▶ PROBLEM DESCRIPTION: Whenever a line below holds the word "Budget", copy that line.

▶ PROVIDED MATERIAL:
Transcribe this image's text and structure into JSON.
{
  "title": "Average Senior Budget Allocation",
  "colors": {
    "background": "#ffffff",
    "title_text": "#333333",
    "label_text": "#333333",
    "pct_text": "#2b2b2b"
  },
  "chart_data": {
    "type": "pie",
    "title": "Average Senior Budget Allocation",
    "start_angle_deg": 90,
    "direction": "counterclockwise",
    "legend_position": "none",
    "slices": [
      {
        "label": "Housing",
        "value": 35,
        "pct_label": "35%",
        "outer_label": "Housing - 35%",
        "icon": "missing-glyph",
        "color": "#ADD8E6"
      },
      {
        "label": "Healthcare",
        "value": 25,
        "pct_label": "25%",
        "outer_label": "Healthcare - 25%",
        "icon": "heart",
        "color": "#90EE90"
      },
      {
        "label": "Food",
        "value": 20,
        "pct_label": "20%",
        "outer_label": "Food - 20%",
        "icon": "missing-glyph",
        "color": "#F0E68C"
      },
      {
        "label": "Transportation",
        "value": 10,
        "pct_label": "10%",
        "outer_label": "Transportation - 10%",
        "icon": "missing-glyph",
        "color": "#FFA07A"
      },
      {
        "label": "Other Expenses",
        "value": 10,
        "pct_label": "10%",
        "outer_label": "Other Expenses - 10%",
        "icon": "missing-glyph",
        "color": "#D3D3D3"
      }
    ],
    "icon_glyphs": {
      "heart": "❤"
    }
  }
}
==
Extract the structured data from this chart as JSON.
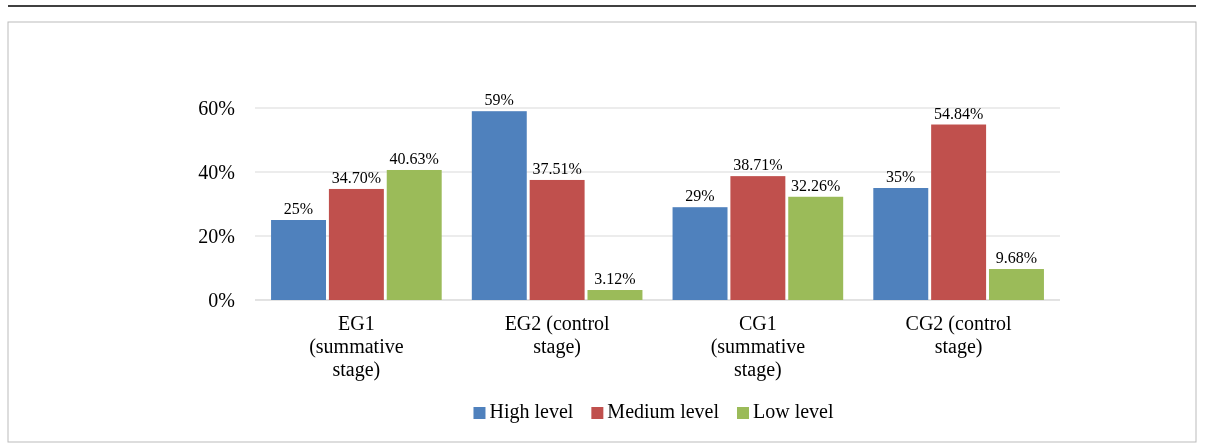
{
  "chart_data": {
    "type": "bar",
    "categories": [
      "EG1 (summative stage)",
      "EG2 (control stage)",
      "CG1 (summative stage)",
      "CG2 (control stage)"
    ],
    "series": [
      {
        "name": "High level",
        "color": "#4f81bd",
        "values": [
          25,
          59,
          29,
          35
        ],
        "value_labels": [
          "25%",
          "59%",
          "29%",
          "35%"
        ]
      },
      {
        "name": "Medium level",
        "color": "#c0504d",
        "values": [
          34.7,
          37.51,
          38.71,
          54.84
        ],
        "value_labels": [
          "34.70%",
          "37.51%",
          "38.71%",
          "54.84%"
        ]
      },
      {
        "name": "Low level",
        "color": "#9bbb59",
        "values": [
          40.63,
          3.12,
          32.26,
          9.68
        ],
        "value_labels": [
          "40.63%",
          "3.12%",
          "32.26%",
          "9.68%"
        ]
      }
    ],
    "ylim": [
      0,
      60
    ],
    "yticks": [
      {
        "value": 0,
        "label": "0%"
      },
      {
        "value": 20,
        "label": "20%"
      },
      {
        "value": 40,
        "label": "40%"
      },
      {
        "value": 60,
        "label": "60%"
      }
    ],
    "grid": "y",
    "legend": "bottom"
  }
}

▶ OUTPUT OF THE EXERCISE:
  "title": "Average Senior Budget Allocation",
    "title": "Average Senior Budget Allocation",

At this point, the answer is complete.